> WHAT TO PRODUCE:
Find each line with the word "shifted" and copy it.

(Figure content listings)
_ _ _

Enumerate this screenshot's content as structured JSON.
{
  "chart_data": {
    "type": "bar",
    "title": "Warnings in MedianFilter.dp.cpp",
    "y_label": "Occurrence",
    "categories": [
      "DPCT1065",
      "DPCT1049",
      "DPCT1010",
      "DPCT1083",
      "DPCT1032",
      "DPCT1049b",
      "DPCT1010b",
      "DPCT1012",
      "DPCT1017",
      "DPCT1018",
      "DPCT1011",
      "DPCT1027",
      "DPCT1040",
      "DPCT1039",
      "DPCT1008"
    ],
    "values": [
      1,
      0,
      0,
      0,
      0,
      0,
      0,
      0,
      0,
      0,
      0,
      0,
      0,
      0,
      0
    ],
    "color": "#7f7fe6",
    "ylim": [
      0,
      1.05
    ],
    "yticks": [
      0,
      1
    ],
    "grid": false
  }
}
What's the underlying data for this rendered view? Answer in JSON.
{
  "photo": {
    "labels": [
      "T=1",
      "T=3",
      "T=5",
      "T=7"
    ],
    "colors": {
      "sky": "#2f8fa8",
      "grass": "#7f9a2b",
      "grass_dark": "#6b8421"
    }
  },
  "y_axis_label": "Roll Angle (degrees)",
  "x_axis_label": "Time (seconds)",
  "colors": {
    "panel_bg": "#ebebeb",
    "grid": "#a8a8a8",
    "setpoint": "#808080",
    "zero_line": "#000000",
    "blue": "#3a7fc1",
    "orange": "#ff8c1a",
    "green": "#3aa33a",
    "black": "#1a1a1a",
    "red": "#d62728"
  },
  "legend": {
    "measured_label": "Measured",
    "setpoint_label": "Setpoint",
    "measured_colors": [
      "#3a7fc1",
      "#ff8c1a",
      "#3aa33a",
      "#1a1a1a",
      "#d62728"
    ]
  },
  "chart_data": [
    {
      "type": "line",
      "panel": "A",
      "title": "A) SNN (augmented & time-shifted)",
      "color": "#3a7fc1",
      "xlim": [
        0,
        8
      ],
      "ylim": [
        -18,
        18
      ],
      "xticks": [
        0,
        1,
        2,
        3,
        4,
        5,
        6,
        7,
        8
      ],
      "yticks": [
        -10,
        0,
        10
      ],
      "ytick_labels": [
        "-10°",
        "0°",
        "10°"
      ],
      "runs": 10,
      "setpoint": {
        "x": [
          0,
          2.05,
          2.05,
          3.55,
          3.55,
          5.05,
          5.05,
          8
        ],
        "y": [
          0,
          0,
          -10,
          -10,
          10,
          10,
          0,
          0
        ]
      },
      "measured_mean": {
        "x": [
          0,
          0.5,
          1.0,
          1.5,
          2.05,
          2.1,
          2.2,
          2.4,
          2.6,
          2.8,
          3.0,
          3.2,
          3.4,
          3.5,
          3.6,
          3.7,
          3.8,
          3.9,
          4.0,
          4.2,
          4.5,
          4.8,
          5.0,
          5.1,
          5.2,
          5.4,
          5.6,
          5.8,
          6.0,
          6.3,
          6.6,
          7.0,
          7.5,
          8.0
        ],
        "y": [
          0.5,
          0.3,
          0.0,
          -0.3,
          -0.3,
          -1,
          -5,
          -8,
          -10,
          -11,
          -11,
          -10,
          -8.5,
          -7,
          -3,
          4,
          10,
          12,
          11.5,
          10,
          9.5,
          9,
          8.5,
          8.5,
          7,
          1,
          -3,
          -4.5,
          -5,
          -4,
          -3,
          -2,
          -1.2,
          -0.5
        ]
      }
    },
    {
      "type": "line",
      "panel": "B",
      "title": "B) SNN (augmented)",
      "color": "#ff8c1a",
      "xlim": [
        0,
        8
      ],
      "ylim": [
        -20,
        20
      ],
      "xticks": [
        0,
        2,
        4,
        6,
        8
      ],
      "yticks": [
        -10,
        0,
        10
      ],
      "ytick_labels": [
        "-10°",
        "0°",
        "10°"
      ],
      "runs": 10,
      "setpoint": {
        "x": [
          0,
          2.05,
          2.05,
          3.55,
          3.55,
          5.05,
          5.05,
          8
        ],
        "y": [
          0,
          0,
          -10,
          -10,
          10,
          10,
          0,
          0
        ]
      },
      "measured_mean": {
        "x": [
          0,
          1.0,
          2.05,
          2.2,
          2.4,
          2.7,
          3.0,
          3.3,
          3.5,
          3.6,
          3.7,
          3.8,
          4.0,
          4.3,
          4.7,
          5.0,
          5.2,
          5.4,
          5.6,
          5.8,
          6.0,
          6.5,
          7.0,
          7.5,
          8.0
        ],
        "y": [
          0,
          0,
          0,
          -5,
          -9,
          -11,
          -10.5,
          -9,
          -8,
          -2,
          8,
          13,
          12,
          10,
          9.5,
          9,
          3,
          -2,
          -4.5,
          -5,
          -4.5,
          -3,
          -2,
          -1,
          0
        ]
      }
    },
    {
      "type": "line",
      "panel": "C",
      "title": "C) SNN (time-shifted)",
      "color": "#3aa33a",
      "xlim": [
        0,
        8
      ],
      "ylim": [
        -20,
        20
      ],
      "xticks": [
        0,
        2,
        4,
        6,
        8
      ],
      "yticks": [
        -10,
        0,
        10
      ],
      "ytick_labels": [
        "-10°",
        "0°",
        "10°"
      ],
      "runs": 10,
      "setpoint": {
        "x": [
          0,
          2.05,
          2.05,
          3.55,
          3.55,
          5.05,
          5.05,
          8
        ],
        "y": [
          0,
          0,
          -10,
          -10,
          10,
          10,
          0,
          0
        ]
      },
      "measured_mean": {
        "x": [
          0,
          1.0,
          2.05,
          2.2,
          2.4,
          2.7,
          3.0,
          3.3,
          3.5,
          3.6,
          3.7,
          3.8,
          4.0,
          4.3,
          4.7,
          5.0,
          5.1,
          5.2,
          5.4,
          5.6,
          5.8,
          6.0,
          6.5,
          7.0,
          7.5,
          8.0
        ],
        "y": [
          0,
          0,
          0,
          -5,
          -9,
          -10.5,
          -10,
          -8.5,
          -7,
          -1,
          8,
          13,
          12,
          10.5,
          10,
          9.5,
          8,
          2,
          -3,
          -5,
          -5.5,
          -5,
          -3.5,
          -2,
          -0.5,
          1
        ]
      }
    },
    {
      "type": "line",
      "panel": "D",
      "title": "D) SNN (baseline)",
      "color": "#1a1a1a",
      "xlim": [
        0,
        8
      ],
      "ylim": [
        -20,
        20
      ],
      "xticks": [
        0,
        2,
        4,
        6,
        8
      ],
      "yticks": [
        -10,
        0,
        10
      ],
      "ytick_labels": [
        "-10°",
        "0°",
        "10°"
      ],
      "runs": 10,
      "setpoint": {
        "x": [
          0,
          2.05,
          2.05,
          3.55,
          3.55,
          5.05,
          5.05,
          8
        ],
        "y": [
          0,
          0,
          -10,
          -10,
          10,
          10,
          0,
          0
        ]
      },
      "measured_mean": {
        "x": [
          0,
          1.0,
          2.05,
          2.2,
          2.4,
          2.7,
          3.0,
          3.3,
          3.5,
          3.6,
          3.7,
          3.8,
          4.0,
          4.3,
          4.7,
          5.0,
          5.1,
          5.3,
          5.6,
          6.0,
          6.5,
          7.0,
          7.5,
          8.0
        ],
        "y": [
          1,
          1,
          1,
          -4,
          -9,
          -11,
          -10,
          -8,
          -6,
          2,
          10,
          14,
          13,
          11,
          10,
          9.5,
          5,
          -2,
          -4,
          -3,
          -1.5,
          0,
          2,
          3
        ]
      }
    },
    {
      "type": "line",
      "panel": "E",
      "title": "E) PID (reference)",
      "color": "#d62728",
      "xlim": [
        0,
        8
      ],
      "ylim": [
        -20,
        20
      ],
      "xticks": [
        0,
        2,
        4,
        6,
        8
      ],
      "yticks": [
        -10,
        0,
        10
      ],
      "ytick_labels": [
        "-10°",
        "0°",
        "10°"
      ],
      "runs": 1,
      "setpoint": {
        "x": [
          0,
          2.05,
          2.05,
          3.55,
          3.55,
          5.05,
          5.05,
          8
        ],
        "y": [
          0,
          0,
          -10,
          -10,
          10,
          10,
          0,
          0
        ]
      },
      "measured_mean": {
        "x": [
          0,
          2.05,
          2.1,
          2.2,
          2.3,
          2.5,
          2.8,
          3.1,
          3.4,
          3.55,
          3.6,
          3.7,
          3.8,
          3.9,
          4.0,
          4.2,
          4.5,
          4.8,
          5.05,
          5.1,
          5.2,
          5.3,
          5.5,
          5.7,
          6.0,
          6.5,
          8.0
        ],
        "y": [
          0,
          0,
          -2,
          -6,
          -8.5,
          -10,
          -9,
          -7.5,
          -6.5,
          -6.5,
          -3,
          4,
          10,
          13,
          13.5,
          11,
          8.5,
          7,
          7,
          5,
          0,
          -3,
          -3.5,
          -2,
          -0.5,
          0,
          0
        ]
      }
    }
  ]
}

_ _ _

> SOLVED EXERCISE:
      "title": "A) SNN (augmented & time-shifted)",
      "title": "C) SNN (time-shifted)",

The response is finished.